(Dataset entries)
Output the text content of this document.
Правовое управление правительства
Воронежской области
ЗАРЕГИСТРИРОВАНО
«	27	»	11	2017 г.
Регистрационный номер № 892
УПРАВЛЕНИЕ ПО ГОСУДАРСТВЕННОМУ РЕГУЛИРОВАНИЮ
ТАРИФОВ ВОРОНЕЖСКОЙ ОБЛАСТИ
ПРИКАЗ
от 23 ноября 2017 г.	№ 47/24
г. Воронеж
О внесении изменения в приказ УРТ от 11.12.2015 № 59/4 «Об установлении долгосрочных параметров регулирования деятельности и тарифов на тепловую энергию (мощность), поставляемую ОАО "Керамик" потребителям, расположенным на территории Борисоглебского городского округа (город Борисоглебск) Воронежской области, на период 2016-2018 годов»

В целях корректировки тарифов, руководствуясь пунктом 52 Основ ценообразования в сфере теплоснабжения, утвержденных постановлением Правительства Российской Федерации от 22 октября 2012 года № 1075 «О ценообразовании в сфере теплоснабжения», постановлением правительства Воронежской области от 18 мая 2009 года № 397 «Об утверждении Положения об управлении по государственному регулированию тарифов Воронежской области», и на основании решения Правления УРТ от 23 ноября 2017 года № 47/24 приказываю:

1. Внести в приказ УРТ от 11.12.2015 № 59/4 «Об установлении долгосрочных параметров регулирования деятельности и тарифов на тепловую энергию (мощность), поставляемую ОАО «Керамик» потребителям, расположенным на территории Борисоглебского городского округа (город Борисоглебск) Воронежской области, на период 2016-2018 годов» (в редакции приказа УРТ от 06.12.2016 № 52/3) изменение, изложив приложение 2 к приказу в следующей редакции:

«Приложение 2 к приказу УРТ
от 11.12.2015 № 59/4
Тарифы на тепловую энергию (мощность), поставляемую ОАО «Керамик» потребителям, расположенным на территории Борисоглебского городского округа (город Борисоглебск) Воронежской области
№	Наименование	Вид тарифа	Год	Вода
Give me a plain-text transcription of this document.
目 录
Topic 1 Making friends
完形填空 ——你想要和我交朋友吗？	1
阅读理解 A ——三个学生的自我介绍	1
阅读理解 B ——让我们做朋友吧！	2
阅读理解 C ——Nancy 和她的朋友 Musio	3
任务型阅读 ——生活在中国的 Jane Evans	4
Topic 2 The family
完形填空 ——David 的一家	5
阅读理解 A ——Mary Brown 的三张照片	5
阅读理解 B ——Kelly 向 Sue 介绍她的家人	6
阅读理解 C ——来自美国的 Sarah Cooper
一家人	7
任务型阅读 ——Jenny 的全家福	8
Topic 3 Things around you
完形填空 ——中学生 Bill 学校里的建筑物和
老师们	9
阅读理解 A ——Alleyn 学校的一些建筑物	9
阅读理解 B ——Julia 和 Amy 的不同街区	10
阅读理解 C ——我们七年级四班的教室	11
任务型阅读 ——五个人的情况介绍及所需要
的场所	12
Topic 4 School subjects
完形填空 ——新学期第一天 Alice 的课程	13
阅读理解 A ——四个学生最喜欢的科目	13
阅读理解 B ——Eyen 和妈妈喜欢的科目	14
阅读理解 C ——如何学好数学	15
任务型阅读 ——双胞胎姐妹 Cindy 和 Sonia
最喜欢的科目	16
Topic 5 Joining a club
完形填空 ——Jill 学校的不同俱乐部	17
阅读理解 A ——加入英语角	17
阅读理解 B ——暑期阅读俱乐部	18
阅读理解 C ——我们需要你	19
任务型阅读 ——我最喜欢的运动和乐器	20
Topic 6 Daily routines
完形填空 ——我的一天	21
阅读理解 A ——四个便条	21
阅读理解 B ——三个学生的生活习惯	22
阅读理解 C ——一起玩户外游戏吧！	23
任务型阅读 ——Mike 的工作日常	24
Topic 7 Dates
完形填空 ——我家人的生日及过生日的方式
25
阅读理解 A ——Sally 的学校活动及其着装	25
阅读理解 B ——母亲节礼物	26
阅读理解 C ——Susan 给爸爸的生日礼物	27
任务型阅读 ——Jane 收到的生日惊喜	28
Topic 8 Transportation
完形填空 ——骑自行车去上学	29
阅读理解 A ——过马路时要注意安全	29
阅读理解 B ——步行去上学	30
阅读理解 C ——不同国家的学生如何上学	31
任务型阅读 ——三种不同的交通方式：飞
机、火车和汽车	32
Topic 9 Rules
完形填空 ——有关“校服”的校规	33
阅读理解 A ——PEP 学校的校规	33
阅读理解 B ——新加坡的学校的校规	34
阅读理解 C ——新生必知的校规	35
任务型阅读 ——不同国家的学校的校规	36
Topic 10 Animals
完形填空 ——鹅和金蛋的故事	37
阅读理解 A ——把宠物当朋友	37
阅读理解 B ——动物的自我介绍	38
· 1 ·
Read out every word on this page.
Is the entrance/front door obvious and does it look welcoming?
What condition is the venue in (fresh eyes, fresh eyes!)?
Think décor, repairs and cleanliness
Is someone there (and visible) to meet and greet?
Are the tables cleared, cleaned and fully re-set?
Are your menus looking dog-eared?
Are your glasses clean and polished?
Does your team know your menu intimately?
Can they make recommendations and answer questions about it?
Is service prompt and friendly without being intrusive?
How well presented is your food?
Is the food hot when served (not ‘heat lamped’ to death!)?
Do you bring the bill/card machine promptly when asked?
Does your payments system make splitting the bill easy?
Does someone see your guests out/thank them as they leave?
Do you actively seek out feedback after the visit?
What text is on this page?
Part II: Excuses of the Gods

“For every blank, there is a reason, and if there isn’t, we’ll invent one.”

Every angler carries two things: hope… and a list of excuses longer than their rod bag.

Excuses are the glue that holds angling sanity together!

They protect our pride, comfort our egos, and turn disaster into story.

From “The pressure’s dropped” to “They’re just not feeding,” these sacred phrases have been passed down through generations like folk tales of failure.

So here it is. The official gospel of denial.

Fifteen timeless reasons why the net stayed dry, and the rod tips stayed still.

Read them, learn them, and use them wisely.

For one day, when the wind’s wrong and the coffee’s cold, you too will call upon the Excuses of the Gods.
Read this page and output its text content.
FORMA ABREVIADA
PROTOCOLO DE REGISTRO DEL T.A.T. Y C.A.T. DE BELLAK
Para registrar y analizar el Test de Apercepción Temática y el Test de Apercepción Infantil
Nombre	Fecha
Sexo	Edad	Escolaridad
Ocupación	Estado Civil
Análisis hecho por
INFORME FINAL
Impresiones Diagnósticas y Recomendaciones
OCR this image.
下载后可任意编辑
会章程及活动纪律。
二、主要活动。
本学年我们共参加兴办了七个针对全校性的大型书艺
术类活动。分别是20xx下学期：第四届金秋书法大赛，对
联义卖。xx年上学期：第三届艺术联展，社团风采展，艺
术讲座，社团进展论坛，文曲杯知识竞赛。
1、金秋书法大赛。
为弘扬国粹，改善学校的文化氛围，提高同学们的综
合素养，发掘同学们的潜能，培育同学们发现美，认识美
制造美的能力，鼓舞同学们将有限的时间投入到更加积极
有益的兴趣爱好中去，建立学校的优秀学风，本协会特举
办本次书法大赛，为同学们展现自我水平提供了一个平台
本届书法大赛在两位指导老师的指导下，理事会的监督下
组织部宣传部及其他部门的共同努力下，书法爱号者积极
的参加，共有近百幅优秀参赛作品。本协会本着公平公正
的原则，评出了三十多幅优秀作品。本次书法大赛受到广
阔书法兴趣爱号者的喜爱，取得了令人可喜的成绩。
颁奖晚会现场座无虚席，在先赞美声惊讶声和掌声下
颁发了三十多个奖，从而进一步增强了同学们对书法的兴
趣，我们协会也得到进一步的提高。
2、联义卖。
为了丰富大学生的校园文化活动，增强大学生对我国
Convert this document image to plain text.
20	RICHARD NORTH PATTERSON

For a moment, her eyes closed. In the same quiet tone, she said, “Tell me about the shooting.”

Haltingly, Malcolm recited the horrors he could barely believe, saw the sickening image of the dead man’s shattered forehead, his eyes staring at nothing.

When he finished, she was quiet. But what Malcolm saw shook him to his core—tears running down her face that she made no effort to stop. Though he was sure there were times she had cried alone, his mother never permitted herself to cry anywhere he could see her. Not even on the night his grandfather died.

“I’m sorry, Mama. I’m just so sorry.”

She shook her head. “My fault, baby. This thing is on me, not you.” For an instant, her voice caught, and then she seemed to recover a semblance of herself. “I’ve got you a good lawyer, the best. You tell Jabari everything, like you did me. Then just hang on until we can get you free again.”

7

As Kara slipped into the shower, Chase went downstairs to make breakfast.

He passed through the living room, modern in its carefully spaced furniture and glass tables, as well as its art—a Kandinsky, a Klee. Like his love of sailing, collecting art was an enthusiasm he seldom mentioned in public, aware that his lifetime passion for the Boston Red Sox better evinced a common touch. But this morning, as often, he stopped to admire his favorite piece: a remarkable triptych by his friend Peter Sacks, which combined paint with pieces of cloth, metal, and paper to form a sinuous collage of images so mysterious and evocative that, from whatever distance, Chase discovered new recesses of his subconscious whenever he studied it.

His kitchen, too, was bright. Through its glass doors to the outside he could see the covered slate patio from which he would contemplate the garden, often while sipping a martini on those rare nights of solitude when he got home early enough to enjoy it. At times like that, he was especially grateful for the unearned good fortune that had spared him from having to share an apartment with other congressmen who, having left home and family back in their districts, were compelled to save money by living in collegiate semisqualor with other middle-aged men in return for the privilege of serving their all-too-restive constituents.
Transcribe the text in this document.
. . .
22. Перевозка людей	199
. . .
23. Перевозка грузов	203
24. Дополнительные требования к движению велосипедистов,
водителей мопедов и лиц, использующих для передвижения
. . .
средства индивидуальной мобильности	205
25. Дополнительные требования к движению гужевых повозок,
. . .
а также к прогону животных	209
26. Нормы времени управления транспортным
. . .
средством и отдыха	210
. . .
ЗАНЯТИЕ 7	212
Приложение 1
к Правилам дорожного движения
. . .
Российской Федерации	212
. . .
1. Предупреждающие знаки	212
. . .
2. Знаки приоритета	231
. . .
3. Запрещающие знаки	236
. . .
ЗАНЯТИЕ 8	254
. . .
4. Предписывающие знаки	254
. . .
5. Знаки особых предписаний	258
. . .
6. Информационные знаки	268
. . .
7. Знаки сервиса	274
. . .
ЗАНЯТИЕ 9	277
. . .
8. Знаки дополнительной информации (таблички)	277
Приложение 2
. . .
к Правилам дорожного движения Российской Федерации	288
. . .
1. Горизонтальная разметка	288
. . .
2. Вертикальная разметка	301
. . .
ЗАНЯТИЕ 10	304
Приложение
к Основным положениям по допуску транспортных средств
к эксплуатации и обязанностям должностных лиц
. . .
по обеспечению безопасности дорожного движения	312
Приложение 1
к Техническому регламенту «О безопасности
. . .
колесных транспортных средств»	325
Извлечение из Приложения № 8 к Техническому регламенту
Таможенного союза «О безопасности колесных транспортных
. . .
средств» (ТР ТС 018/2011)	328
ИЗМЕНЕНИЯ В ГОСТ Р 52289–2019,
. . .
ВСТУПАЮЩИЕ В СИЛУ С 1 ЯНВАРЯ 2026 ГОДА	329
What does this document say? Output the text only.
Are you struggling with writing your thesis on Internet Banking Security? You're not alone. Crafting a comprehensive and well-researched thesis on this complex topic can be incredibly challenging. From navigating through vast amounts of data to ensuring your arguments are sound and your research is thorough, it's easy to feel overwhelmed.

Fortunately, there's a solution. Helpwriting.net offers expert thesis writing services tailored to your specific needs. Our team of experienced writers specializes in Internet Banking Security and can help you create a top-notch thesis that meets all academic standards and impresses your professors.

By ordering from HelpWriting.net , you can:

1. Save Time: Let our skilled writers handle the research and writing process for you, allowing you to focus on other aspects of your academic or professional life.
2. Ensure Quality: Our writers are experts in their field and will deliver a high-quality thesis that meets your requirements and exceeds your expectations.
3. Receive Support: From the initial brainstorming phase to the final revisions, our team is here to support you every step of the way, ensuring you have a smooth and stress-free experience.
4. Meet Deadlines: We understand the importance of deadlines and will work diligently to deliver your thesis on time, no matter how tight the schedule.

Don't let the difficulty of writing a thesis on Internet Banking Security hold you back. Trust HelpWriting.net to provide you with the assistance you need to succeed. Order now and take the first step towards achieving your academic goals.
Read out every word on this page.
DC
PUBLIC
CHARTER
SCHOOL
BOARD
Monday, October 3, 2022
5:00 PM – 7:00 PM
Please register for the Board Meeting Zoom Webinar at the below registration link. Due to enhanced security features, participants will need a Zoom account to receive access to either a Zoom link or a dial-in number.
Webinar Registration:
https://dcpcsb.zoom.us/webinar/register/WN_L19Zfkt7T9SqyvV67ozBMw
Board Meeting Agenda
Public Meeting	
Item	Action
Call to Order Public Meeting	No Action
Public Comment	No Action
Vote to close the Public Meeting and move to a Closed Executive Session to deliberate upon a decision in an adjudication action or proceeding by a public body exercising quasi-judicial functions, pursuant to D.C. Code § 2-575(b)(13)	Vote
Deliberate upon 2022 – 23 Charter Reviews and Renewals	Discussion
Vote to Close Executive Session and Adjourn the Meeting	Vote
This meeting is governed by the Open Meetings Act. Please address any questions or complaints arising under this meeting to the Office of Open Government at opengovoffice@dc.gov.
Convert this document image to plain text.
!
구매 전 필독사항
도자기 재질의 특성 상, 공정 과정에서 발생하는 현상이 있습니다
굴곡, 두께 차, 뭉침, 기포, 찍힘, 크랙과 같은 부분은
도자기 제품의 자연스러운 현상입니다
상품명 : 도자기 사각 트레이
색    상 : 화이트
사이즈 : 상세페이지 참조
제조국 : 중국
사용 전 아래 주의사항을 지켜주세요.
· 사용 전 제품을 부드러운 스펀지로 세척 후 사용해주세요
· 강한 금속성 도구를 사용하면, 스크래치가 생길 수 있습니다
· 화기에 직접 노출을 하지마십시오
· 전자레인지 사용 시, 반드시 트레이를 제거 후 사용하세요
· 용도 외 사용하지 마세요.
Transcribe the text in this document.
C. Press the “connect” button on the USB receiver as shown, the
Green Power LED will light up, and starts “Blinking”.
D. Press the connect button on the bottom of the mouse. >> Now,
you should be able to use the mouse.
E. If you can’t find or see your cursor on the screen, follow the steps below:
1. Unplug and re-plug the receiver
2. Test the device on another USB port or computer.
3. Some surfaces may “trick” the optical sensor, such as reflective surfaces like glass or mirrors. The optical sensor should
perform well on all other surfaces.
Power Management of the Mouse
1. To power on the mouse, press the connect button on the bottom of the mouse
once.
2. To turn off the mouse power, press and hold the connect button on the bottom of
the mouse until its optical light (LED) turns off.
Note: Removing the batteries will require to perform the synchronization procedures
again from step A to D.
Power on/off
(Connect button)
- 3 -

:: Short problem ::
Each line in the entries above that includes the string "quiet" should be extracted.

:: Complete output ::
For a moment, her eyes closed. In the same quiet tone, she said, “Tell me about the shooting.”
When he finished, she was quiet. But what Malcolm saw shook him to his core—tears running down her face that she made no effort to stop. Though he was sure there were times she had cried alone, his mother never permitted herself to cry anywhere he could see her. Not even on the night his grandfather died.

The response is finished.